Your objective. Copy out the material below in full, but not its images.

Data.
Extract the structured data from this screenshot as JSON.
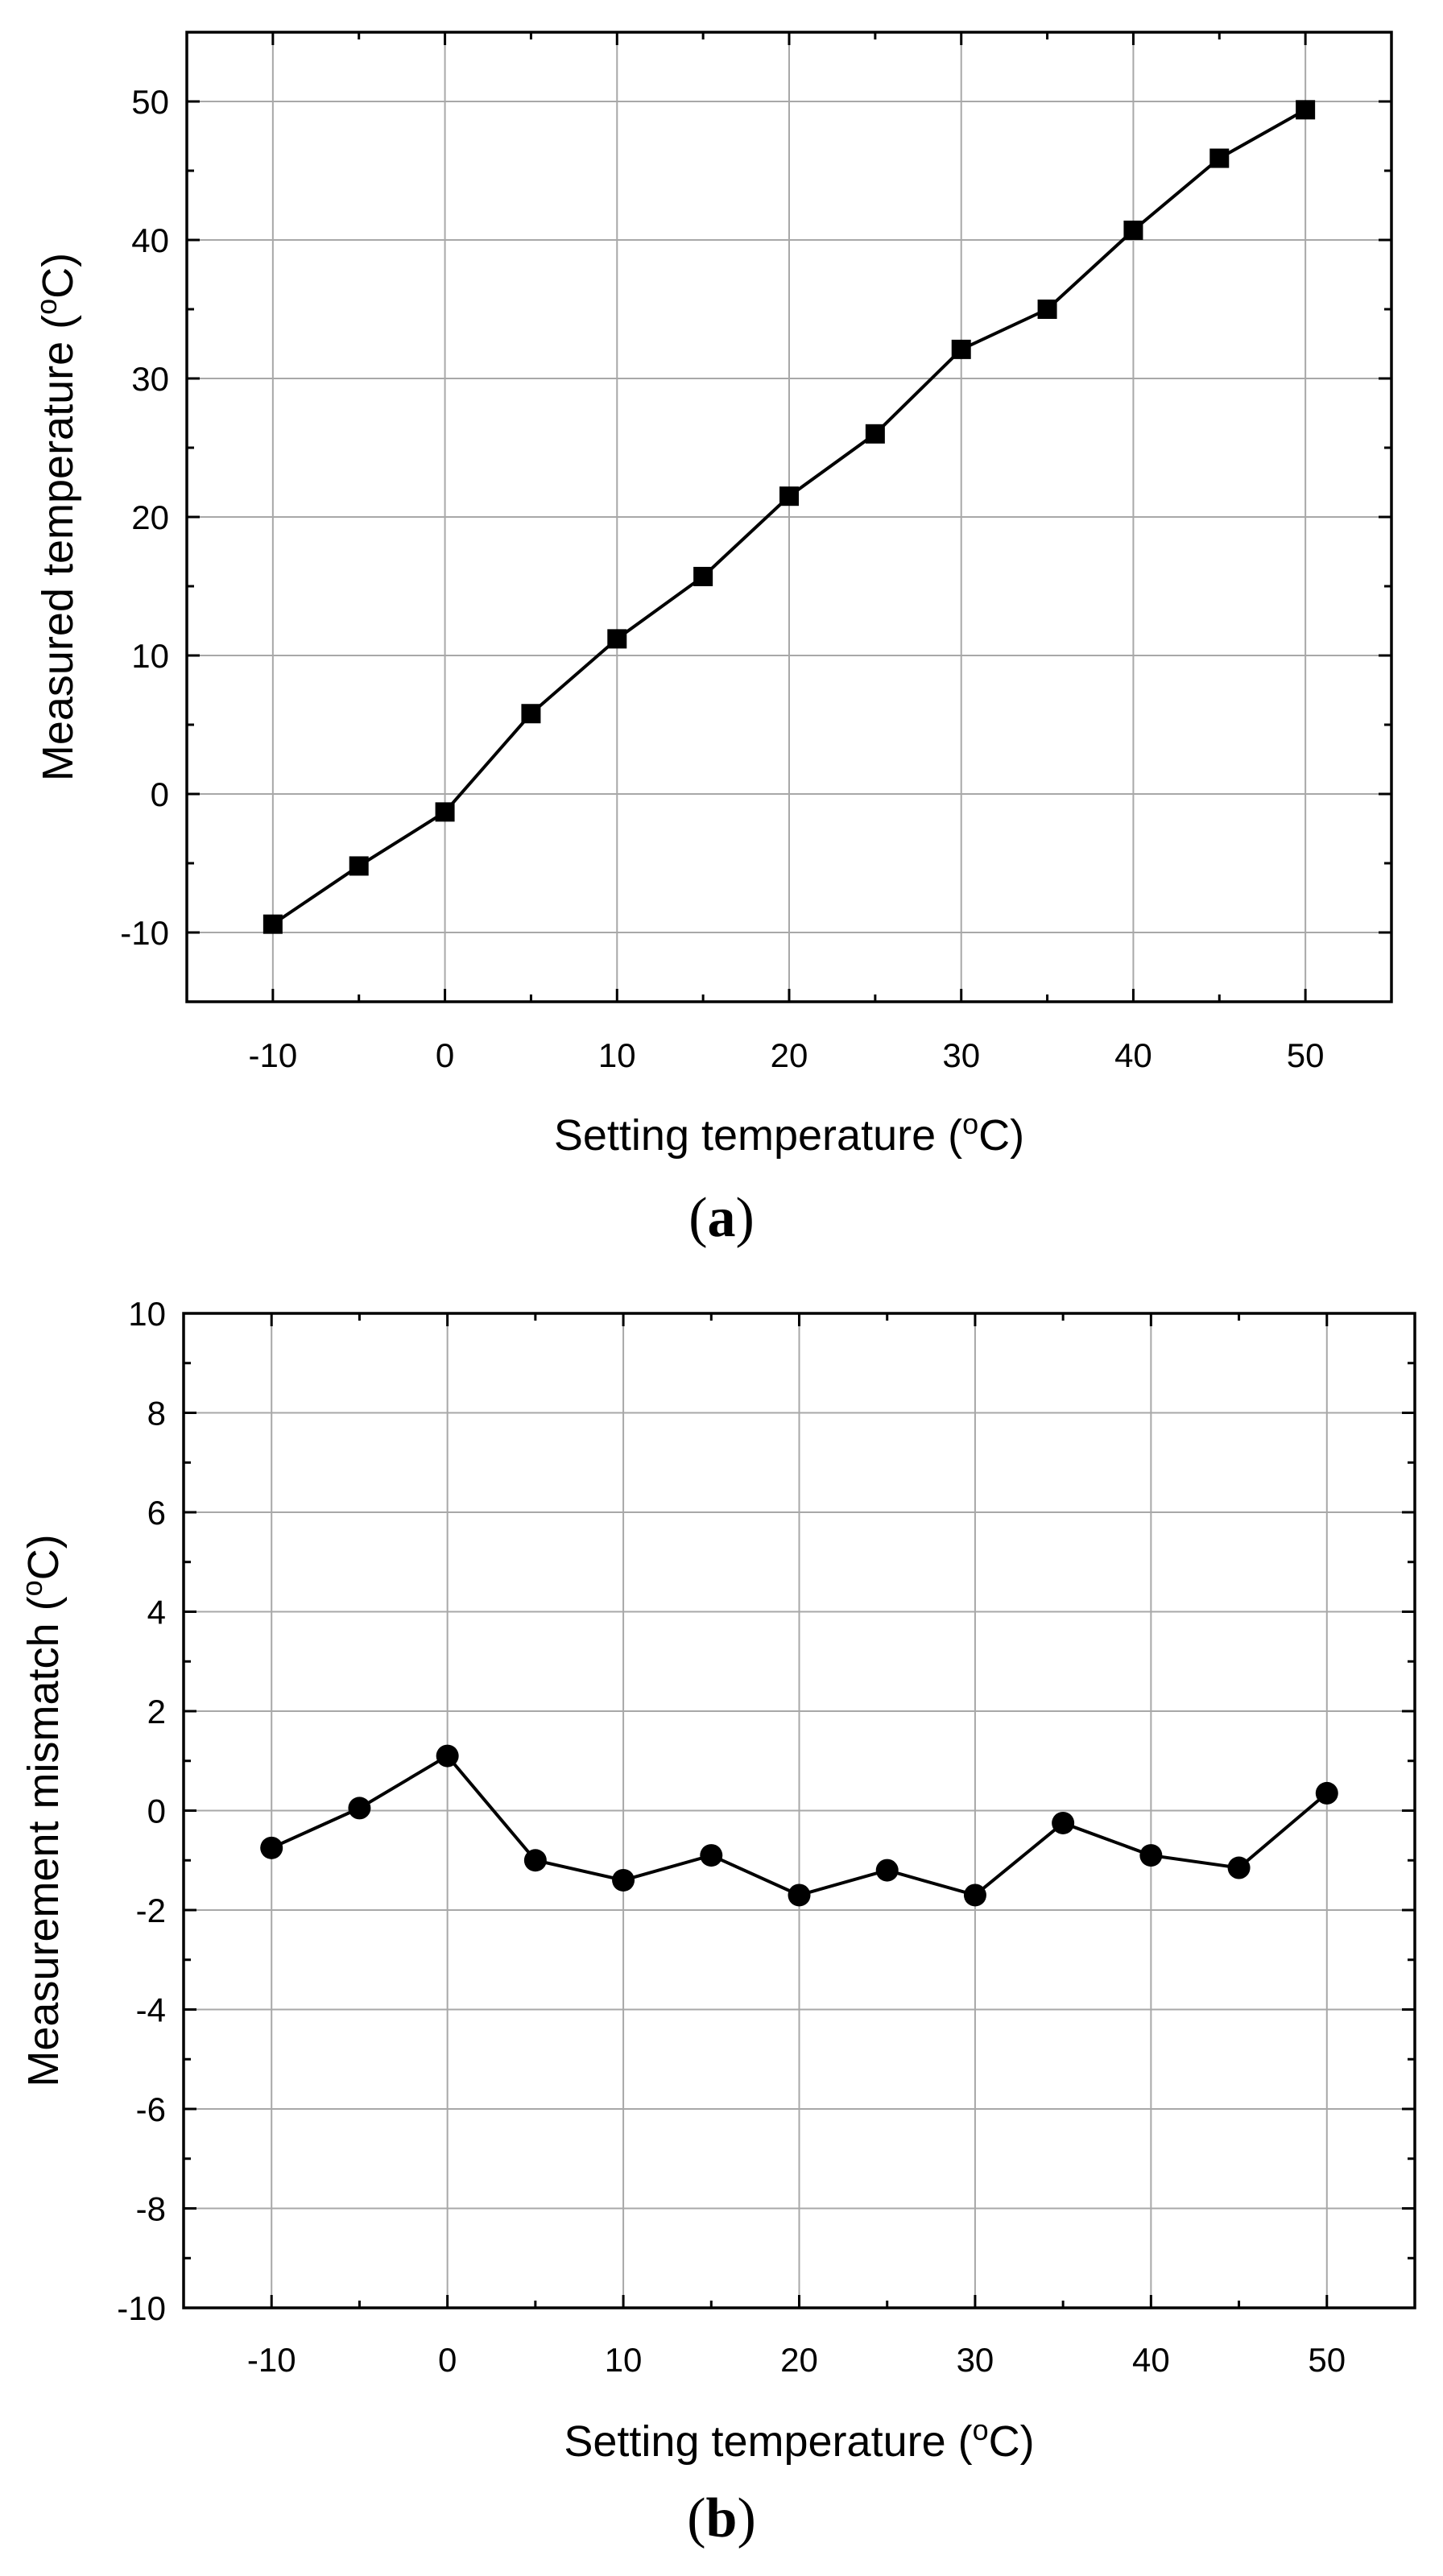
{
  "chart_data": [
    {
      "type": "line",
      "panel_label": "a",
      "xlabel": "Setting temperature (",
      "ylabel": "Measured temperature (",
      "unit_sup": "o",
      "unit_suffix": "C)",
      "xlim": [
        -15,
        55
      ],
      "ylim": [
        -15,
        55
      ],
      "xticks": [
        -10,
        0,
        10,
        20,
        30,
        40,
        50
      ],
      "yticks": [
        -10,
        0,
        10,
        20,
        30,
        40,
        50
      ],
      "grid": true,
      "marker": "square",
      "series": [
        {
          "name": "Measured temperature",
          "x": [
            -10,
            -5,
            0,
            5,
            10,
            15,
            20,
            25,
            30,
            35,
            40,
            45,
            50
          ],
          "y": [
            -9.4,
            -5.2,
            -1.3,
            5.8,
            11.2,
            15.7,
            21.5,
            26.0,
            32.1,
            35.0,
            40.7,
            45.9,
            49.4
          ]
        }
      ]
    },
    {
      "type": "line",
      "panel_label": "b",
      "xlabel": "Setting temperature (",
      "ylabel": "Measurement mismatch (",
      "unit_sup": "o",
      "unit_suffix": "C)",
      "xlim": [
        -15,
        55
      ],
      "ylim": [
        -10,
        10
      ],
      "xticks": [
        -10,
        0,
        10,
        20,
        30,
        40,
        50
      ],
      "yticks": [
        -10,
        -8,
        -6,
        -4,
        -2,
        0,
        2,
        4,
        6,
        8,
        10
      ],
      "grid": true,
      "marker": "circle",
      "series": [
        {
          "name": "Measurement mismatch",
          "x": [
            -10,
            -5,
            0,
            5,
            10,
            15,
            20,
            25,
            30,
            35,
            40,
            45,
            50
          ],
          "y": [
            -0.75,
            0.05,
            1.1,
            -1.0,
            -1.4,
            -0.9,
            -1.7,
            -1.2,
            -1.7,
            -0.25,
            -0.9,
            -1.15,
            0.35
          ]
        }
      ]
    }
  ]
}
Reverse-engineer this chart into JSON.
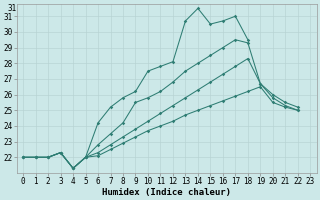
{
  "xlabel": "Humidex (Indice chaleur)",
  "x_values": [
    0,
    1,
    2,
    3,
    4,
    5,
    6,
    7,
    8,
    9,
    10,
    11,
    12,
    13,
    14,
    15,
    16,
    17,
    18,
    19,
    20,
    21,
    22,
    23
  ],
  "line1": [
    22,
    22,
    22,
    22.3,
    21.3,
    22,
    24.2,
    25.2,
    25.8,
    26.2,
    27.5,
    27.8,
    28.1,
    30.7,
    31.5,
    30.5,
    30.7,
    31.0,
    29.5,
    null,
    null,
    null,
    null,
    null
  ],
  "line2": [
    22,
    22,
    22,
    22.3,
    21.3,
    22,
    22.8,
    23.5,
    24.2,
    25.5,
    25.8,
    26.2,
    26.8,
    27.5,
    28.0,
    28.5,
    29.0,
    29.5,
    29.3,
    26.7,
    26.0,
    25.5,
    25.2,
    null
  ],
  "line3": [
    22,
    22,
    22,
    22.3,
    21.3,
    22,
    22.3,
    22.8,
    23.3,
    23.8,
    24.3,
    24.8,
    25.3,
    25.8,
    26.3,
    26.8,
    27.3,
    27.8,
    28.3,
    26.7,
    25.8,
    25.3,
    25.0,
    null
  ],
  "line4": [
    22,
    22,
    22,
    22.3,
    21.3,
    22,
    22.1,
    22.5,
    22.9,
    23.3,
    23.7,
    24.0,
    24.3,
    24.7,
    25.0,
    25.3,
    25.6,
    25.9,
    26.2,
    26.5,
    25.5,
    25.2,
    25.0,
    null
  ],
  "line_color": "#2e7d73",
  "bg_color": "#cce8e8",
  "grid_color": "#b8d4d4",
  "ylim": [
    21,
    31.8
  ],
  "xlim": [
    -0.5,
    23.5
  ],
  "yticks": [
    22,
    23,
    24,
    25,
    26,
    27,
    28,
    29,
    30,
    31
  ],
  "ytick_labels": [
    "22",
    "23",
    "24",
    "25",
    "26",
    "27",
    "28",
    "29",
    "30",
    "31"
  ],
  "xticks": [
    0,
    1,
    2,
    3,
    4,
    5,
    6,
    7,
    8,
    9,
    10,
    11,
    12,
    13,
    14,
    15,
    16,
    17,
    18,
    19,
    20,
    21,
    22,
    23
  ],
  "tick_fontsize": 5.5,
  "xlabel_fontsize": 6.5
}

The completed task.
Extract the structured data from this screenshot as JSON.
{
  "chart_data": [
    {
      "type": "line",
      "panel_label": "a",
      "xlabel": "Setting temperature (",
      "ylabel": "Measured temperature (",
      "unit_sup": "o",
      "unit_suffix": "C)",
      "xlim": [
        -15,
        55
      ],
      "ylim": [
        -15,
        55
      ],
      "xticks": [
        -10,
        0,
        10,
        20,
        30,
        40,
        50
      ],
      "yticks": [
        -10,
        0,
        10,
        20,
        30,
        40,
        50
      ],
      "grid": true,
      "marker": "square",
      "series": [
        {
          "name": "Measured temperature",
          "x": [
            -10,
            -5,
            0,
            5,
            10,
            15,
            20,
            25,
            30,
            35,
            40,
            45,
            50
          ],
          "y": [
            -9.4,
            -5.2,
            -1.3,
            5.8,
            11.2,
            15.7,
            21.5,
            26.0,
            32.1,
            35.0,
            40.7,
            45.9,
            49.4
          ]
        }
      ]
    },
    {
      "type": "line",
      "panel_label": "b",
      "xlabel": "Setting temperature (",
      "ylabel": "Measurement mismatch (",
      "unit_sup": "o",
      "unit_suffix": "C)",
      "xlim": [
        -15,
        55
      ],
      "ylim": [
        -10,
        10
      ],
      "xticks": [
        -10,
        0,
        10,
        20,
        30,
        40,
        50
      ],
      "yticks": [
        -10,
        -8,
        -6,
        -4,
        -2,
        0,
        2,
        4,
        6,
        8,
        10
      ],
      "grid": true,
      "marker": "circle",
      "series": [
        {
          "name": "Measurement mismatch",
          "x": [
            -10,
            -5,
            0,
            5,
            10,
            15,
            20,
            25,
            30,
            35,
            40,
            45,
            50
          ],
          "y": [
            -0.75,
            0.05,
            1.1,
            -1.0,
            -1.4,
            -0.9,
            -1.7,
            -1.2,
            -1.7,
            -0.25,
            -0.9,
            -1.15,
            0.35
          ]
        }
      ]
    }
  ]
}
Reverse-engineer this chart into JSON.
{
  "xlabel": "Humidex (Indice chaleur)",
  "x_values": [
    0,
    1,
    2,
    3,
    4,
    5,
    6,
    7,
    8,
    9,
    10,
    11,
    12,
    13,
    14,
    15,
    16,
    17,
    18,
    19,
    20,
    21,
    22,
    23
  ],
  "line1": [
    22,
    22,
    22,
    22.3,
    21.3,
    22,
    24.2,
    25.2,
    25.8,
    26.2,
    27.5,
    27.8,
    28.1,
    30.7,
    31.5,
    30.5,
    30.7,
    31.0,
    29.5,
    null,
    null,
    null,
    null,
    null
  ],
  "line2": [
    22,
    22,
    22,
    22.3,
    21.3,
    22,
    22.8,
    23.5,
    24.2,
    25.5,
    25.8,
    26.2,
    26.8,
    27.5,
    28.0,
    28.5,
    29.0,
    29.5,
    29.3,
    26.7,
    26.0,
    25.5,
    25.2,
    null
  ],
  "line3": [
    22,
    22,
    22,
    22.3,
    21.3,
    22,
    22.3,
    22.8,
    23.3,
    23.8,
    24.3,
    24.8,
    25.3,
    25.8,
    26.3,
    26.8,
    27.3,
    27.8,
    28.3,
    26.7,
    25.8,
    25.3,
    25.0,
    null
  ],
  "line4": [
    22,
    22,
    22,
    22.3,
    21.3,
    22,
    22.1,
    22.5,
    22.9,
    23.3,
    23.7,
    24.0,
    24.3,
    24.7,
    25.0,
    25.3,
    25.6,
    25.9,
    26.2,
    26.5,
    25.5,
    25.2,
    25.0,
    null
  ],
  "line_color": "#2e7d73",
  "bg_color": "#cce8e8",
  "grid_color": "#b8d4d4",
  "ylim": [
    21,
    31.8
  ],
  "xlim": [
    -0.5,
    23.5
  ],
  "yticks": [
    22,
    23,
    24,
    25,
    26,
    27,
    28,
    29,
    30,
    31
  ],
  "ytick_labels": [
    "22",
    "23",
    "24",
    "25",
    "26",
    "27",
    "28",
    "29",
    "30",
    "31"
  ],
  "xticks": [
    0,
    1,
    2,
    3,
    4,
    5,
    6,
    7,
    8,
    9,
    10,
    11,
    12,
    13,
    14,
    15,
    16,
    17,
    18,
    19,
    20,
    21,
    22,
    23
  ],
  "tick_fontsize": 5.5,
  "xlabel_fontsize": 6.5
}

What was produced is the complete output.